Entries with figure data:
#####

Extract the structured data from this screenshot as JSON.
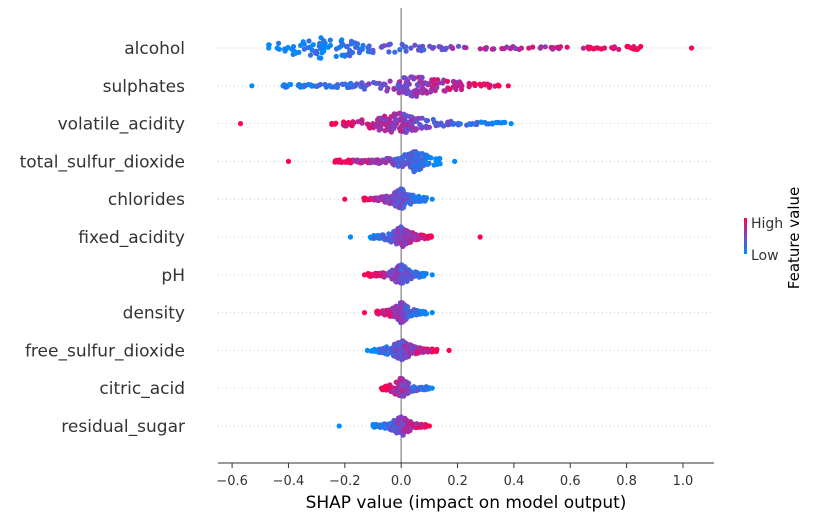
{
  "chart_data": {
    "type": "scatter",
    "subtype": "beeswarm",
    "title": "",
    "xlabel": "SHAP value (impact on model output)",
    "ylabel": "",
    "xlim": [
      -0.65,
      1.11
    ],
    "xticks": [
      -0.6,
      -0.4,
      -0.2,
      0.0,
      0.2,
      0.4,
      0.6,
      0.8,
      1.0
    ],
    "xtick_labels": [
      "−0.6",
      "−0.4",
      "−0.2",
      "0.0",
      "0.2",
      "0.4",
      "0.6",
      "0.8",
      "1.0"
    ],
    "zero_line": 0,
    "colorbar": {
      "label": "Feature value",
      "high": "High",
      "low": "Low",
      "high_color": "#ff0052",
      "low_color": "#008bfb"
    },
    "grid": "dotted horizontal row guides",
    "features": [
      {
        "name": "alcohol",
        "min": -0.47,
        "max": 1.03,
        "dense": [
          -0.44,
          0.85
        ],
        "center": -0.27,
        "corr": 1
      },
      {
        "name": "sulphates",
        "min": -0.53,
        "max": 0.38,
        "dense": [
          -0.42,
          0.36
        ],
        "center": 0.05,
        "corr": 1
      },
      {
        "name": "volatile_acidity",
        "min": -0.57,
        "max": 0.39,
        "dense": [
          -0.26,
          0.37
        ],
        "center": -0.01,
        "corr": -1
      },
      {
        "name": "total_sulfur_dioxide",
        "min": -0.4,
        "max": 0.19,
        "dense": [
          -0.24,
          0.14
        ],
        "center": 0.05,
        "corr": -1
      },
      {
        "name": "chlorides",
        "min": -0.2,
        "max": 0.11,
        "dense": [
          -0.14,
          0.09
        ],
        "center": 0.0,
        "corr": -1
      },
      {
        "name": "fixed_acidity",
        "min": -0.18,
        "max": 0.28,
        "dense": [
          -0.11,
          0.11
        ],
        "center": 0.0,
        "corr": 1
      },
      {
        "name": "pH",
        "min": -0.13,
        "max": 0.11,
        "dense": [
          -0.12,
          0.09
        ],
        "center": 0.0,
        "corr": -1
      },
      {
        "name": "density",
        "min": -0.13,
        "max": 0.11,
        "dense": [
          -0.09,
          0.09
        ],
        "center": 0.0,
        "corr": -1
      },
      {
        "name": "free_sulfur_dioxide",
        "min": -0.12,
        "max": 0.17,
        "dense": [
          -0.11,
          0.13
        ],
        "center": 0.0,
        "corr": 1
      },
      {
        "name": "citric_acid",
        "min": -0.07,
        "max": 0.11,
        "dense": [
          -0.07,
          0.1
        ],
        "center": 0.0,
        "corr": -1
      },
      {
        "name": "residual_sugar",
        "min": -0.22,
        "max": 0.1,
        "dense": [
          -0.1,
          0.09
        ],
        "center": 0.0,
        "corr": 1
      }
    ]
  }
}
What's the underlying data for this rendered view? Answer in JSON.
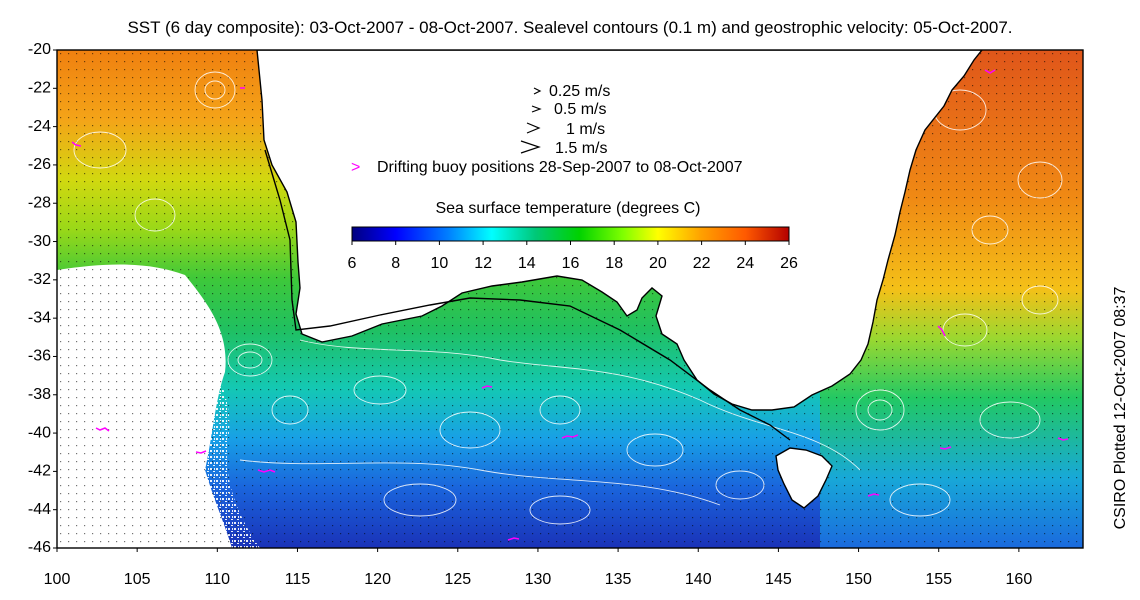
{
  "title": "SST (6 day composite): 03-Oct-2007 - 08-Oct-2007. Sealevel contours (0.1 m) and geostrophic velocity: 05-Oct-2007.",
  "side_label": "CSIRO Plotted 12-Oct-2007 08:37",
  "axes": {
    "x": {
      "min": 100,
      "max": 164,
      "ticks": [
        "100",
        "105",
        "110",
        "115",
        "120",
        "125",
        "130",
        "135",
        "140",
        "145",
        "150",
        "155",
        "160"
      ]
    },
    "y": {
      "min": -46,
      "max": -20,
      "ticks": [
        "-20",
        "-22",
        "-24",
        "-26",
        "-28",
        "-30",
        "-32",
        "-34",
        "-36",
        "-38",
        "-40",
        "-42",
        "-44",
        "-46"
      ]
    }
  },
  "velocity_legend": [
    {
      "label": "0.25 m/s",
      "speed": 0.25
    },
    {
      "label": "0.5 m/s",
      "speed": 0.5
    },
    {
      "label": "1 m/s",
      "speed": 1
    },
    {
      "label": "1.5 m/s",
      "speed": 1.5
    }
  ],
  "buoy_legend": {
    "symbol": ">",
    "label": "Drifting buoy positions 28-Sep-2007 to 08-Oct-2007",
    "color": "#ff00ff"
  },
  "colorbar": {
    "title": "Sea surface temperature (degrees C)",
    "min": 6,
    "max": 26,
    "ticks": [
      "6",
      "8",
      "10",
      "12",
      "14",
      "16",
      "18",
      "20",
      "22",
      "24",
      "26"
    ],
    "colors": [
      "#00007f",
      "#0000ff",
      "#007fff",
      "#00ffff",
      "#00c878",
      "#00d200",
      "#7fff00",
      "#ffff00",
      "#ff9f00",
      "#ff5a00",
      "#b40000"
    ]
  },
  "colors": {
    "land": "#ffffff",
    "frame": "#000000",
    "contour": "#ffffff",
    "vector": "#000000",
    "buoy": "#ff00ff"
  }
}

#####

## GIVEN INSTRUCTION
Omit the pictures and write out the lines above from the one with "What's the underlying" through the last, unchanged.

## THE SOLUTION
What's the underlying data for this rendered view? Answer in JSON.
{
  "title": "SST (6 day composite): 03-Oct-2007 - 08-Oct-2007. Sealevel contours (0.1 m) and geostrophic velocity: 05-Oct-2007.",
  "side_label": "CSIRO Plotted 12-Oct-2007 08:37",
  "axes": {
    "x": {
      "min": 100,
      "max": 164,
      "ticks": [
        "100",
        "105",
        "110",
        "115",
        "120",
        "125",
        "130",
        "135",
        "140",
        "145",
        "150",
        "155",
        "160"
      ]
    },
    "y": {
      "min": -46,
      "max": -20,
      "ticks": [
        "-20",
        "-22",
        "-24",
        "-26",
        "-28",
        "-30",
        "-32",
        "-34",
        "-36",
        "-38",
        "-40",
        "-42",
        "-44",
        "-46"
      ]
    }
  },
  "velocity_legend": [
    {
      "label": "0.25 m/s",
      "speed": 0.25
    },
    {
      "label": "0.5 m/s",
      "speed": 0.5
    },
    {
      "label": "1 m/s",
      "speed": 1
    },
    {
      "label": "1.5 m/s",
      "speed": 1.5
    }
  ],
  "buoy_legend": {
    "symbol": ">",
    "label": "Drifting buoy positions 28-Sep-2007 to 08-Oct-2007",
    "color": "#ff00ff"
  },
  "colorbar": {
    "title": "Sea surface temperature (degrees C)",
    "min": 6,
    "max": 26,
    "ticks": [
      "6",
      "8",
      "10",
      "12",
      "14",
      "16",
      "18",
      "20",
      "22",
      "24",
      "26"
    ],
    "colors": [
      "#00007f",
      "#0000ff",
      "#007fff",
      "#00ffff",
      "#00c878",
      "#00d200",
      "#7fff00",
      "#ffff00",
      "#ff9f00",
      "#ff5a00",
      "#b40000"
    ]
  },
  "colors": {
    "land": "#ffffff",
    "frame": "#000000",
    "contour": "#ffffff",
    "vector": "#000000",
    "buoy": "#ff00ff"
  }
}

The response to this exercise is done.